Pull each line containing "найти" out of the data and copy it.

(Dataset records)
----

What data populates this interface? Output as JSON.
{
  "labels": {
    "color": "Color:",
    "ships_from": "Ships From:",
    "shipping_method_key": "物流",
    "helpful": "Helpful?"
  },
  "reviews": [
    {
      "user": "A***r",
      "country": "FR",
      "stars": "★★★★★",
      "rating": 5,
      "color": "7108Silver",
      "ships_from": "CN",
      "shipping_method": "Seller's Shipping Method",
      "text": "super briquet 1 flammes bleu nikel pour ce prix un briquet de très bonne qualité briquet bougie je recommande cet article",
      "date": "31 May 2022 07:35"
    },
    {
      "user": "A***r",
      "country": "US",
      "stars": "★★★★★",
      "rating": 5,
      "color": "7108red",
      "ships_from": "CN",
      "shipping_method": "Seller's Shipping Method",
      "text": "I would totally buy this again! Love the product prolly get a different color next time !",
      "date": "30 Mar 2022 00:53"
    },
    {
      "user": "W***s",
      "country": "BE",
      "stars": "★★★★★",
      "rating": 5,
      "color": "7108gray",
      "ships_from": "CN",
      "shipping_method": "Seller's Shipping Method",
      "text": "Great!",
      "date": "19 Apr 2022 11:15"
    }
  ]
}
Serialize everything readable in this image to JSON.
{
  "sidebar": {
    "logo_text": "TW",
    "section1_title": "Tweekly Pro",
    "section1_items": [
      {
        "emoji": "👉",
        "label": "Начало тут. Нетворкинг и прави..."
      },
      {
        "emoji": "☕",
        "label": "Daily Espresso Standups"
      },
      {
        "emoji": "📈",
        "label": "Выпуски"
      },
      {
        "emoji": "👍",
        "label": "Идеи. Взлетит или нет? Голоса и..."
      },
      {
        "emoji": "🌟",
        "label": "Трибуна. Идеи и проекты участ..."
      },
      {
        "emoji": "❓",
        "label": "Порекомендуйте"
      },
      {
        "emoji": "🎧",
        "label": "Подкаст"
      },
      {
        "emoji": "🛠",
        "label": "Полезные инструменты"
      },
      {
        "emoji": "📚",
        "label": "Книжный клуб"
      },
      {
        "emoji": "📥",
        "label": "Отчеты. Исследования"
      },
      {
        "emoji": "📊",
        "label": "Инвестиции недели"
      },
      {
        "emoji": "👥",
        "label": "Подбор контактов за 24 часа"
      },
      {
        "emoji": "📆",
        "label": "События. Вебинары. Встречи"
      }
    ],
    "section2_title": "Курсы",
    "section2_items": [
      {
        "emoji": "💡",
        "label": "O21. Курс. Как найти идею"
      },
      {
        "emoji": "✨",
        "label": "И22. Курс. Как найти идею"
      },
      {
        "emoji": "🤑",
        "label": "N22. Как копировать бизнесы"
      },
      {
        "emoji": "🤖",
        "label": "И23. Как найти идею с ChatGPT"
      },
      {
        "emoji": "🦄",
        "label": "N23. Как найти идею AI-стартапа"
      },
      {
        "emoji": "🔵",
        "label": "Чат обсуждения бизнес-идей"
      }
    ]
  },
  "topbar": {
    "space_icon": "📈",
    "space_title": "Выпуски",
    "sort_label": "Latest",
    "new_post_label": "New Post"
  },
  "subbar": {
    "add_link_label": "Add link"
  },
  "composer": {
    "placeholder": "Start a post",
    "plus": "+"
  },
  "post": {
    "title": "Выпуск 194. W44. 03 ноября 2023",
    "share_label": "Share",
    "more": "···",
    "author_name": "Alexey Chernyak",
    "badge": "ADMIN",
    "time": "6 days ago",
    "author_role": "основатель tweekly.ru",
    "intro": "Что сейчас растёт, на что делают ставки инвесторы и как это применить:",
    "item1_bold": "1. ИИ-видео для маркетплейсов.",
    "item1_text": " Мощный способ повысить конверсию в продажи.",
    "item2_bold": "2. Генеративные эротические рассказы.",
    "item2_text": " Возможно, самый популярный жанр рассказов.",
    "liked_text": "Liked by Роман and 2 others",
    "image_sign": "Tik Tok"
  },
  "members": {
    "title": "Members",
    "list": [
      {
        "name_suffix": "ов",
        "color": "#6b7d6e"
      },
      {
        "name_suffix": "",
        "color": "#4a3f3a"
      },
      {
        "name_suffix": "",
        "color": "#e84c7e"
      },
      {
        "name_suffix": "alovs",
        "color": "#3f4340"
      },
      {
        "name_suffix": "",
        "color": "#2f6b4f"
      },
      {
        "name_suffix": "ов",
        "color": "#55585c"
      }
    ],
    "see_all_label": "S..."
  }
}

----

:: Result for this exercise ::
        "label": "O21. Курс. Как найти идею"
        "label": "И22. Курс. Как найти идею"
        "label": "И23. Как найти идею с ChatGPT"
        "label": "N23. Как найти идею AI-стартапа"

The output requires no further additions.